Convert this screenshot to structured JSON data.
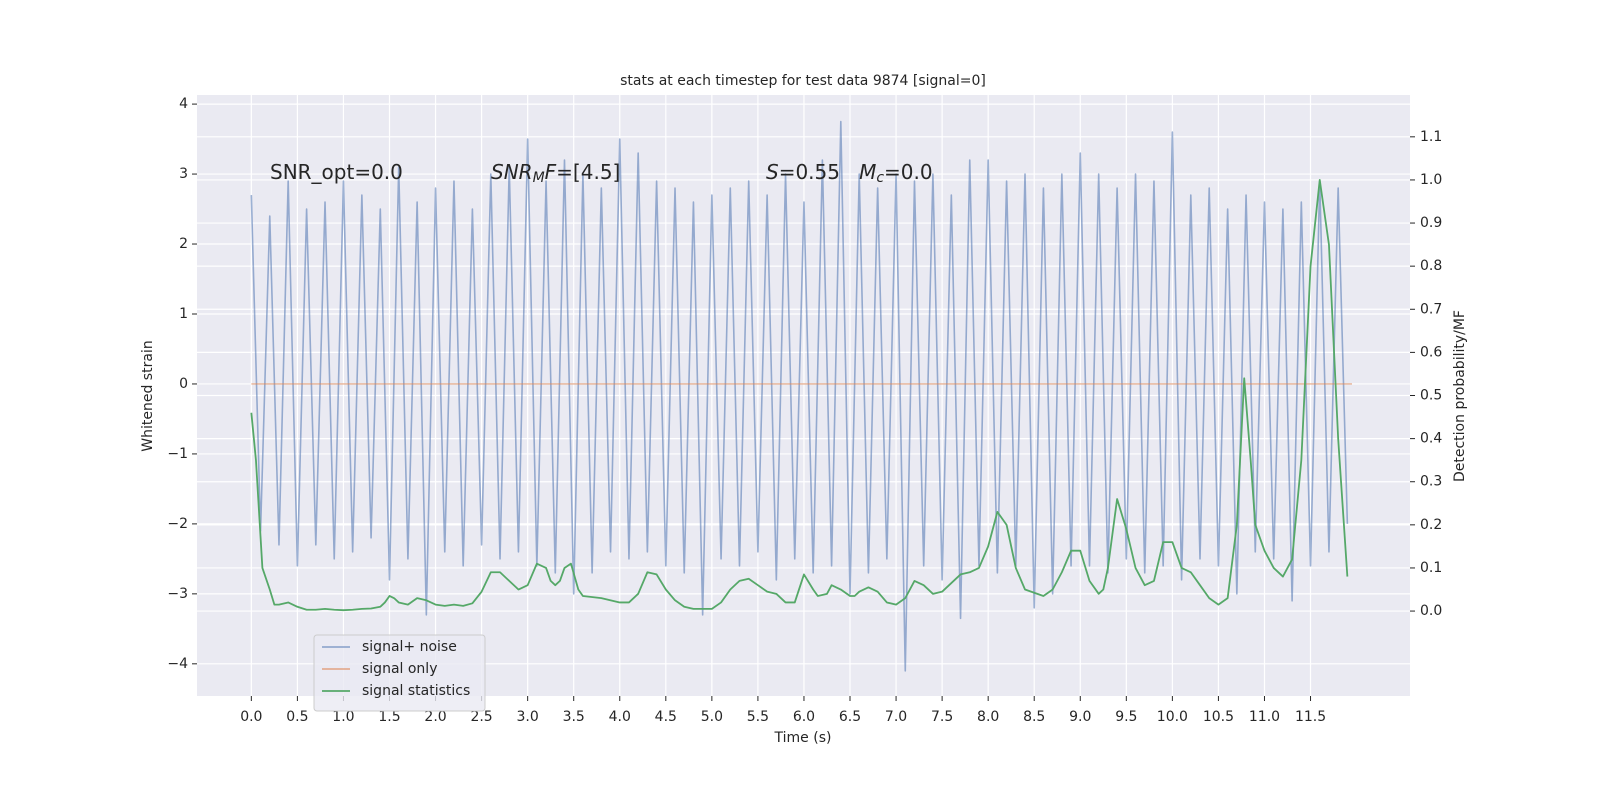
{
  "chart_data": {
    "type": "line",
    "title": "stats at each timestep for test data 9874 [signal=0]",
    "xlabel": "Time (s)",
    "ylabel": "Whitened strain",
    "y2label": "Detection probability/MF",
    "xlim": [
      -0.59,
      12.58
    ],
    "ylim": [
      -4.46,
      4.13
    ],
    "y2lim": [
      -0.197,
      1.197
    ],
    "grid": true,
    "legend": "lower left",
    "xticks": [
      {
        "value": 0,
        "label": "0.0"
      },
      {
        "value": 0.5,
        "label": "0.5"
      },
      {
        "value": 1,
        "label": "1.0"
      },
      {
        "value": 1.5,
        "label": "1.5"
      },
      {
        "value": 2,
        "label": "2.0"
      },
      {
        "value": 2.5,
        "label": "2.5"
      },
      {
        "value": 3,
        "label": "3.0"
      },
      {
        "value": 3.5,
        "label": "3.5"
      },
      {
        "value": 4,
        "label": "4.0"
      },
      {
        "value": 4.5,
        "label": "4.5"
      },
      {
        "value": 5,
        "label": "5.0"
      },
      {
        "value": 5.5,
        "label": "5.5"
      },
      {
        "value": 6,
        "label": "6.0"
      },
      {
        "value": 6.5,
        "label": "6.5"
      },
      {
        "value": 7,
        "label": "7.0"
      },
      {
        "value": 7.5,
        "label": "7.5"
      },
      {
        "value": 8,
        "label": "8.0"
      },
      {
        "value": 8.5,
        "label": "8.5"
      },
      {
        "value": 9,
        "label": "9.0"
      },
      {
        "value": 9.5,
        "label": "9.5"
      },
      {
        "value": 10,
        "label": "10.0"
      },
      {
        "value": 10.5,
        "label": "10.5"
      },
      {
        "value": 11,
        "label": "11.0"
      },
      {
        "value": 11.5,
        "label": "11.5"
      }
    ],
    "yticks": [
      {
        "value": -4,
        "label": "−4"
      },
      {
        "value": -3,
        "label": "−3"
      },
      {
        "value": -2,
        "label": "−2"
      },
      {
        "value": -1,
        "label": "−1"
      },
      0,
      1,
      2,
      3,
      4
    ],
    "y2ticks": [
      {
        "value": 0,
        "label": "0.0"
      },
      {
        "value": 0.1,
        "label": "0.1"
      },
      {
        "value": 0.2,
        "label": "0.2"
      },
      {
        "value": 0.3,
        "label": "0.3"
      },
      {
        "value": 0.4,
        "label": "0.4"
      },
      {
        "value": 0.5,
        "label": "0.5"
      },
      {
        "value": 0.6,
        "label": "0.6"
      },
      {
        "value": 0.7,
        "label": "0.7"
      },
      {
        "value": 0.8,
        "label": "0.8"
      },
      {
        "value": 0.9,
        "label": "0.9"
      },
      {
        "value": 1.0,
        "label": "1.0"
      },
      {
        "value": 1.1,
        "label": "1.1"
      }
    ],
    "annotations": [
      [
        {
          "text": "SNR_opt=0.0",
          "style": "normal"
        }
      ],
      [
        {
          "text": "SNR",
          "style": "italic"
        },
        {
          "text": "M",
          "style": "sub"
        },
        {
          "text": "F",
          "style": "italic"
        },
        {
          "text": "=[4.5]",
          "style": "normal"
        }
      ],
      [
        {
          "text": "S",
          "style": "italic"
        },
        {
          "text": "=0.55   ",
          "style": "normal"
        },
        {
          "text": "M",
          "style": "italic"
        },
        {
          "text": "c",
          "style": "sub"
        },
        {
          "text": "=0.0",
          "style": "normal"
        }
      ]
    ],
    "series": [
      {
        "name": "signal+ noise",
        "color": "#4c72b0",
        "axis": "y",
        "x": [
          0.0,
          0.1,
          0.2,
          0.3,
          0.4,
          0.5,
          0.6,
          0.7,
          0.8,
          0.9,
          1.0,
          1.1,
          1.2,
          1.3,
          1.4,
          1.5,
          1.6,
          1.7,
          1.8,
          1.9,
          2.0,
          2.1,
          2.2,
          2.3,
          2.4,
          2.5,
          2.6,
          2.7,
          2.8,
          2.9,
          3.0,
          3.1,
          3.2,
          3.3,
          3.4,
          3.5,
          3.6,
          3.7,
          3.8,
          3.9,
          4.0,
          4.1,
          4.2,
          4.3,
          4.4,
          4.5,
          4.6,
          4.7,
          4.8,
          4.9,
          5.0,
          5.1,
          5.2,
          5.3,
          5.4,
          5.5,
          5.6,
          5.7,
          5.8,
          5.9,
          6.0,
          6.1,
          6.2,
          6.3,
          6.4,
          6.5,
          6.6,
          6.7,
          6.8,
          6.9,
          7.0,
          7.1,
          7.2,
          7.3,
          7.4,
          7.5,
          7.6,
          7.7,
          7.8,
          7.9,
          8.0,
          8.1,
          8.2,
          8.3,
          8.4,
          8.5,
          8.6,
          8.7,
          8.8,
          8.9,
          9.0,
          9.1,
          9.2,
          9.3,
          9.4,
          9.5,
          9.6,
          9.7,
          9.8,
          9.9,
          10.0,
          10.1,
          10.2,
          10.3,
          10.4,
          10.5,
          10.6,
          10.7,
          10.8,
          10.9,
          11.0,
          11.1,
          11.2,
          11.3,
          11.4,
          11.5,
          11.6,
          11.7,
          11.8,
          11.9
        ],
        "values": [
          2.7,
          -2.1,
          2.4,
          -2.3,
          2.9,
          -2.6,
          2.5,
          -2.3,
          2.6,
          -2.5,
          2.9,
          -2.4,
          2.7,
          -2.2,
          2.5,
          -2.8,
          3.1,
          -2.5,
          2.6,
          -3.3,
          2.8,
          -2.4,
          2.9,
          -2.6,
          2.5,
          -2.3,
          3.0,
          -2.5,
          3.1,
          -2.4,
          3.5,
          -2.6,
          2.9,
          -2.7,
          3.2,
          -3.0,
          3.0,
          -2.7,
          2.8,
          -2.4,
          3.5,
          -2.5,
          3.3,
          -2.4,
          2.9,
          -2.6,
          2.8,
          -2.7,
          2.6,
          -3.3,
          2.7,
          -2.5,
          2.8,
          -2.6,
          2.9,
          -2.4,
          2.7,
          -2.8,
          3.0,
          -2.5,
          2.6,
          -2.7,
          3.2,
          -2.6,
          3.75,
          -3.0,
          3.0,
          -2.7,
          2.8,
          -2.5,
          3.0,
          -4.1,
          2.9,
          -2.6,
          3.0,
          -2.8,
          2.7,
          -3.35,
          3.2,
          -2.6,
          3.2,
          -2.7,
          2.9,
          -2.6,
          3.0,
          -3.2,
          2.8,
          -3.0,
          3.0,
          -2.6,
          3.3,
          -2.6,
          3.0,
          -2.7,
          2.8,
          -2.5,
          3.0,
          -2.7,
          2.9,
          -2.6,
          3.6,
          -2.8,
          2.7,
          -2.5,
          2.8,
          -2.6,
          2.5,
          -3.0,
          2.7,
          -2.4,
          2.6,
          -2.5,
          2.5,
          -3.1,
          2.6,
          -2.6,
          2.9,
          -2.4,
          2.8,
          -2.0
        ]
      },
      {
        "name": "signal only",
        "color": "#dd8452",
        "axis": "y",
        "x": [
          0.0,
          11.95
        ],
        "values": [
          0,
          0
        ]
      },
      {
        "name": "signal statistics",
        "color": "#55a868",
        "axis": "y2",
        "x": [
          0.0,
          0.05,
          0.12,
          0.2,
          0.25,
          0.3,
          0.4,
          0.5,
          0.6,
          0.7,
          0.8,
          0.9,
          1.0,
          1.1,
          1.2,
          1.3,
          1.4,
          1.45,
          1.5,
          1.55,
          1.6,
          1.7,
          1.8,
          1.9,
          2.0,
          2.1,
          2.2,
          2.3,
          2.4,
          2.5,
          2.6,
          2.7,
          2.8,
          2.9,
          3.0,
          3.1,
          3.2,
          3.25,
          3.3,
          3.35,
          3.4,
          3.47,
          3.55,
          3.6,
          3.8,
          4.0,
          4.1,
          4.2,
          4.3,
          4.4,
          4.5,
          4.6,
          4.7,
          4.8,
          5.0,
          5.1,
          5.2,
          5.3,
          5.4,
          5.5,
          5.6,
          5.7,
          5.8,
          5.9,
          6.0,
          6.1,
          6.15,
          6.25,
          6.3,
          6.4,
          6.5,
          6.55,
          6.6,
          6.7,
          6.8,
          6.9,
          7.0,
          7.1,
          7.2,
          7.3,
          7.4,
          7.5,
          7.6,
          7.7,
          7.8,
          7.9,
          8.0,
          8.1,
          8.2,
          8.3,
          8.4,
          8.6,
          8.7,
          8.8,
          8.9,
          9.0,
          9.1,
          9.2,
          9.25,
          9.3,
          9.4,
          9.5,
          9.6,
          9.7,
          9.8,
          9.9,
          10.0,
          10.1,
          10.2,
          10.3,
          10.4,
          10.5,
          10.6,
          10.7,
          10.78,
          10.85,
          10.9,
          11.0,
          11.1,
          11.2,
          11.3,
          11.4,
          11.5,
          11.6,
          11.7,
          11.8,
          11.9
        ],
        "values": [
          0.46,
          0.35,
          0.1,
          0.05,
          0.015,
          0.015,
          0.02,
          0.01,
          0.003,
          0.003,
          0.005,
          0.003,
          0.002,
          0.003,
          0.005,
          0.006,
          0.01,
          0.02,
          0.035,
          0.03,
          0.02,
          0.015,
          0.03,
          0.025,
          0.015,
          0.012,
          0.015,
          0.012,
          0.018,
          0.045,
          0.09,
          0.09,
          0.07,
          0.05,
          0.06,
          0.11,
          0.1,
          0.07,
          0.06,
          0.07,
          0.1,
          0.11,
          0.05,
          0.035,
          0.03,
          0.02,
          0.02,
          0.04,
          0.09,
          0.085,
          0.05,
          0.025,
          0.01,
          0.005,
          0.005,
          0.02,
          0.05,
          0.07,
          0.075,
          0.06,
          0.045,
          0.04,
          0.02,
          0.02,
          0.085,
          0.05,
          0.035,
          0.04,
          0.06,
          0.05,
          0.035,
          0.035,
          0.045,
          0.055,
          0.045,
          0.02,
          0.015,
          0.03,
          0.07,
          0.06,
          0.04,
          0.045,
          0.065,
          0.085,
          0.09,
          0.1,
          0.15,
          0.23,
          0.2,
          0.1,
          0.05,
          0.035,
          0.05,
          0.09,
          0.14,
          0.14,
          0.07,
          0.04,
          0.05,
          0.1,
          0.26,
          0.19,
          0.1,
          0.06,
          0.07,
          0.16,
          0.16,
          0.1,
          0.09,
          0.06,
          0.03,
          0.015,
          0.03,
          0.2,
          0.54,
          0.35,
          0.2,
          0.14,
          0.1,
          0.08,
          0.12,
          0.35,
          0.8,
          1.0,
          0.85,
          0.4,
          0.08
        ]
      }
    ]
  }
}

What is expected:
Report all lines of the data that include the word "color".

Response to the task:
        "color": "#4c72b0",
        "color": "#dd8452",
        "color": "#55a868",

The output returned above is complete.